WHAT THE TASK REQUIRES - Retype every entry in its entirety, without alteration.

⁂

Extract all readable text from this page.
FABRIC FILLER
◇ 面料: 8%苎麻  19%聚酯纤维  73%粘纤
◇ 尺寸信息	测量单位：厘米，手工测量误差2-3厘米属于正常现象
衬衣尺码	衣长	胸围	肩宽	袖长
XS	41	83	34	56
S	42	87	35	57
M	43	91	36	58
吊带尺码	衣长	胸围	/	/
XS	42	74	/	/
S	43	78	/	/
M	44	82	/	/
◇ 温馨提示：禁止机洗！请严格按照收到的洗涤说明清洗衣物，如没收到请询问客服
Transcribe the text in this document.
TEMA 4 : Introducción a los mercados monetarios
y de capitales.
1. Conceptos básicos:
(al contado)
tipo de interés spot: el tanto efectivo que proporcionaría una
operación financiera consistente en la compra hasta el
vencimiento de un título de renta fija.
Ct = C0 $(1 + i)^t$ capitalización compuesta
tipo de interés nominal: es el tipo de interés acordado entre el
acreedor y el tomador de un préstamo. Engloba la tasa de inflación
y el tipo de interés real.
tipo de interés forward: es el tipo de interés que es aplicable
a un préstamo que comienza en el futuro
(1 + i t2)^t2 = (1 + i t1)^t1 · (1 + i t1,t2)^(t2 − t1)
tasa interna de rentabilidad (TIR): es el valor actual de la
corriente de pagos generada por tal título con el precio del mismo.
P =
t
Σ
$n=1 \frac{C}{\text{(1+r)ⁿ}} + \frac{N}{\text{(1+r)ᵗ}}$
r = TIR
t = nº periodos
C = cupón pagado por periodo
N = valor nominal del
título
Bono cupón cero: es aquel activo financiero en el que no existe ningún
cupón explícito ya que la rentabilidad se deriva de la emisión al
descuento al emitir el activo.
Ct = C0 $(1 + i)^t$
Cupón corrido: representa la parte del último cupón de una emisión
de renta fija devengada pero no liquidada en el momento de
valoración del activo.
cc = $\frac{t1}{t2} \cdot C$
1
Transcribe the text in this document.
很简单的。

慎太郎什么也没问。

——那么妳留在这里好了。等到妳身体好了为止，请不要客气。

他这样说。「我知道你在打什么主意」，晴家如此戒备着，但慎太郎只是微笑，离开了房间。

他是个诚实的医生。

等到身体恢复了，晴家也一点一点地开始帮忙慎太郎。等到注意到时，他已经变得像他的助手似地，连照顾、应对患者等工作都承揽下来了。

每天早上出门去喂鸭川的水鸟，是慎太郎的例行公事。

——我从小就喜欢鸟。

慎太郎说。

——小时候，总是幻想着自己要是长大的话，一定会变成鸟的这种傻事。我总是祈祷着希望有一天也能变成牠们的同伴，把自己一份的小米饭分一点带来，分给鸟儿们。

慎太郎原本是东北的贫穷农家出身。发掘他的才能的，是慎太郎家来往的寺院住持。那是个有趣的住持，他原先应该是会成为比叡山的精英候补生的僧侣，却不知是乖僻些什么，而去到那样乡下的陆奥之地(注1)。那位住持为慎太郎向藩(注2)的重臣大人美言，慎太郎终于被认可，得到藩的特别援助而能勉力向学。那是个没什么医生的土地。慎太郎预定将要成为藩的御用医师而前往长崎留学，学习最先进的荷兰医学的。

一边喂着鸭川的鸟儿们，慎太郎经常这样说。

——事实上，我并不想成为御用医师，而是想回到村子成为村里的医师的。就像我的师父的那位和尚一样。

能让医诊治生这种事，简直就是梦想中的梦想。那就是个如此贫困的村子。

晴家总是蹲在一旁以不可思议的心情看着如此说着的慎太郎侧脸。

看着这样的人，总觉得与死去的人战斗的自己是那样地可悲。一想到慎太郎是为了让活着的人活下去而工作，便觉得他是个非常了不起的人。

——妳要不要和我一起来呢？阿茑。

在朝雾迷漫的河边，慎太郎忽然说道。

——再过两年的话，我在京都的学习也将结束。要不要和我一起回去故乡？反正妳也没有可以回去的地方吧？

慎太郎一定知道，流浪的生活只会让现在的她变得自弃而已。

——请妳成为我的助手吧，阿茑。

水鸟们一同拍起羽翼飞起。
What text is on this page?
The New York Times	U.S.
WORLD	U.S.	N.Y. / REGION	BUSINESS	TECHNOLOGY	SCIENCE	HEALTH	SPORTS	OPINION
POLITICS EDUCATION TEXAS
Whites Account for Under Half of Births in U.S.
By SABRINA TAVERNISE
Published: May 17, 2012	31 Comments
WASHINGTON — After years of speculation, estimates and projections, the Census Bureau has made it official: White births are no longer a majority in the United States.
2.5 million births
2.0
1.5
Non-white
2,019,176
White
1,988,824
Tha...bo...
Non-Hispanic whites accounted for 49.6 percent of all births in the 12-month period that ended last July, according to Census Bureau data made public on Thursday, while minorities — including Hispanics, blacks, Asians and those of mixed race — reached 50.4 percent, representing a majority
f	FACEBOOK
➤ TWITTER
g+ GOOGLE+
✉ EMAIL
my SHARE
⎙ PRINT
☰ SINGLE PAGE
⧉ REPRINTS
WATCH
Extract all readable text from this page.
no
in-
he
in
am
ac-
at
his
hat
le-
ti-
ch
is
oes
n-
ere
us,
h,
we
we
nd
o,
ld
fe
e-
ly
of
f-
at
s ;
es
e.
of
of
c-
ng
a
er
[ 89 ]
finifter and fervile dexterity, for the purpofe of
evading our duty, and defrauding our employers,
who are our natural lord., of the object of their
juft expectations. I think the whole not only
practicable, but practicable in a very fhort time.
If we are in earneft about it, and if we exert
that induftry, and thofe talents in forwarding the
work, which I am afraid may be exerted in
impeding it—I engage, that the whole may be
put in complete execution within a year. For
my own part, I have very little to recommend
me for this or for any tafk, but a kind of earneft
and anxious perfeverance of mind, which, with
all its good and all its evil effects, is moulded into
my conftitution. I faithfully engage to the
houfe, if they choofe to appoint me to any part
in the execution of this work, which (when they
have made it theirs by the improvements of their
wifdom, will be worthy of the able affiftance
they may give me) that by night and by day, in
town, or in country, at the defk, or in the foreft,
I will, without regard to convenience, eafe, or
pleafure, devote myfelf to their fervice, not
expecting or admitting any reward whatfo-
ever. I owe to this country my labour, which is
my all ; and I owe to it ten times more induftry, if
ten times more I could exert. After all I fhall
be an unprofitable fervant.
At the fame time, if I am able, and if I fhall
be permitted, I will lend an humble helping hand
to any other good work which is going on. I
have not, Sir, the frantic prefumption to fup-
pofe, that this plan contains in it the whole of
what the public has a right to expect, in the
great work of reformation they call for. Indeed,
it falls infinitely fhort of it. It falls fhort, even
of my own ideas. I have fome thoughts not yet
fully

⁂

ANSWER -
Extract all readable text from this page.
FABRIC FILLER
◇ 面料: 8%苎麻  19%聚酯纤维  73%粘纤
◇ 尺寸信息	测量单位：厘米，手工测量误差2-3厘米属于正常现象
衬衣尺码	衣长	胸围	肩宽	袖长
XS	41	83	34	56
S	42	87	35	57
M	43	91	36	58
吊带尺码	衣长	胸围	/	/
XS	42	74	/	/
S	43	78	/	/
M	44	82	/	/
◇ 温馨提示：禁止机洗！请严格按照收到的洗涤说明清洗衣物，如没收到请询问客服
Transcribe the text in this document.
TEMA 4 : Introducción a los mercados monetarios
y de capitales.
1. Conceptos básicos:
(al contado)
tipo de interés spot: el tanto efectivo que proporcionaría una
operación financiera consistente en la compra hasta el
vencimiento de un título de renta fija.
Ct = C0 $(1 + i)^t$ capitalización compuesta
tipo de interés nominal: es el tipo de interés acordado entre el
acreedor y el tomador de un préstamo. Engloba la tasa de inflación
y el tipo de interés real.
tipo de interés forward: es el tipo de interés que es aplicable
a un préstamo que comienza en el futuro
(1 + i t2)^t2 = (1 + i t1)^t1 · (1 + i t1,t2)^(t2 − t1)
tasa interna de rentabilidad (TIR): es el valor actual de la
corriente de pagos generada por tal título con el precio del mismo.
P =
t
Σ
$n=1 \frac{C}{\text{(1+r)ⁿ}} + \frac{N}{\text{(1+r)ᵗ}}$
r = TIR
t = nº periodos
C = cupón pagado por periodo
N = valor nominal del
título
Bono cupón cero: es aquel activo financiero en el que no existe ningún
cupón explícito ya que la rentabilidad se deriva de la emisión al
descuento al emitir el activo.
Ct = C0 $(1 + i)^t$
Cupón corrido: representa la parte del último cupón de una emisión
de renta fija devengada pero no liquidada en el momento de
valoración del activo.
cc = $\frac{t1}{t2} \cdot C$
1
Transcribe the text in this document.
很简单的。

慎太郎什么也没问。

——那么妳留在这里好了。等到妳身体好了为止，请不要客气。

他这样说。「我知道你在打什么主意」，晴家如此戒备着，但慎太郎只是微笑，离开了房间。

他是个诚实的医生。

等到身体恢复了，晴家也一点一点地开始帮忙慎太郎。等到注意到时，他已经变得像他的助手似地，连照顾、应对患者等工作都承揽下来了。

每天早上出门去喂鸭川的水鸟，是慎太郎的例行公事。

——我从小就喜欢鸟。

慎太郎说。

——小时候，总是幻想着自己要是长大的话，一定会变成鸟的这种傻事。我总是祈祷着希望有一天也能变成牠们的同伴，把自己一份的小米饭分一点带来，分给鸟儿们。

慎太郎原本是东北的贫穷农家出身。发掘他的才能的，是慎太郎家来往的寺院住持。那是个有趣的住持，他原先应该是会成为比叡山的精英候补生的僧侣，却不知是乖僻些什么，而去到那样乡下的陆奥之地(注1)。那位住持为慎太郎向藩(注2)的重臣大人美言，慎太郎终于被认可，得到藩的特别援助而能勉力向学。那是个没什么医生的土地。慎太郎预定将要成为藩的御用医师而前往长崎留学，学习最先进的荷兰医学的。

一边喂着鸭川的鸟儿们，慎太郎经常这样说。

——事实上，我并不想成为御用医师，而是想回到村子成为村里的医师的。就像我的师父的那位和尚一样。

能让医诊治生这种事，简直就是梦想中的梦想。那就是个如此贫困的村子。

晴家总是蹲在一旁以不可思议的心情看着如此说着的慎太郎侧脸。

看着这样的人，总觉得与死去的人战斗的自己是那样地可悲。一想到慎太郎是为了让活着的人活下去而工作，便觉得他是个非常了不起的人。

——妳要不要和我一起来呢？阿茑。

在朝雾迷漫的河边，慎太郎忽然说道。

——再过两年的话，我在京都的学习也将结束。要不要和我一起回去故乡？反正妳也没有可以回去的地方吧？

慎太郎一定知道，流浪的生活只会让现在的她变得自弃而已。

——请妳成为我的助手吧，阿茑。

水鸟们一同拍起羽翼飞起。
What text is on this page?
The New York Times	U.S.
WORLD	U.S.	N.Y. / REGION	BUSINESS	TECHNOLOGY	SCIENCE	HEALTH	SPORTS	OPINION
POLITICS EDUCATION TEXAS
Whites Account for Under Half of Births in U.S.
By SABRINA TAVERNISE
Published: May 17, 2012	31 Comments
WASHINGTON — After years of speculation, estimates and projections, the Census Bureau has made it official: White births are no longer a majority in the United States.
2.5 million births
2.0
1.5
Non-white
2,019,176
White
1,988,824
Tha...bo...
Non-Hispanic whites accounted for 49.6 percent of all births in the 12-month period that ended last July, according to Census Bureau data made public on Thursday, while minorities — including Hispanics, blacks, Asians and those of mixed race — reached 50.4 percent, representing a majority
f	FACEBOOK
➤ TWITTER
g+ GOOGLE+
✉ EMAIL
my SHARE
⎙ PRINT
☰ SINGLE PAGE
⧉ REPRINTS
WATCH
Extract all readable text from this page.
no
in-
he
in
am
ac-
at
his
hat
le-
ti-
ch
is
oes
n-
ere
us,
h,
we
we
nd
o,
ld
fe
e-
ly
of
f-
at
s ;
es
e.
of
of
c-
ng
a
er
[ 89 ]
finifter and fervile dexterity, for the purpofe of
evading our duty, and defrauding our employers,
who are our natural lord., of the object of their
juft expectations. I think the whole not only
practicable, but practicable in a very fhort time.
If we are in earneft about it, and if we exert
that induftry, and thofe talents in forwarding the
work, which I am afraid may be exerted in
impeding it—I engage, that the whole may be
put in complete execution within a year. For
my own part, I have very little to recommend
me for this or for any tafk, but a kind of earneft
and anxious perfeverance of mind, which, with
all its good and all its evil effects, is moulded into
my conftitution. I faithfully engage to the
houfe, if they choofe to appoint me to any part
in the execution of this work, which (when they
have made it theirs by the improvements of their
wifdom, will be worthy of the able affiftance
they may give me) that by night and by day, in
town, or in country, at the defk, or in the foreft,
I will, without regard to convenience, eafe, or
pleafure, devote myfelf to their fervice, not
expecting or admitting any reward whatfo-
ever. I owe to this country my labour, which is
my all ; and I owe to it ten times more induftry, if
ten times more I could exert. After all I fhall
be an unprofitable fervant.
At the fame time, if I am able, and if I fhall
be permitted, I will lend an humble helping hand
to any other good work which is going on. I
have not, Sir, the frantic prefumption to fup-
pofe, that this plan contains in it the whole of
what the public has a right to expect, in the
great work of reformation they call for. Indeed,
it falls infinitely fhort of it. It falls fhort, even
of my own ideas. I have fome thoughts not yet
fully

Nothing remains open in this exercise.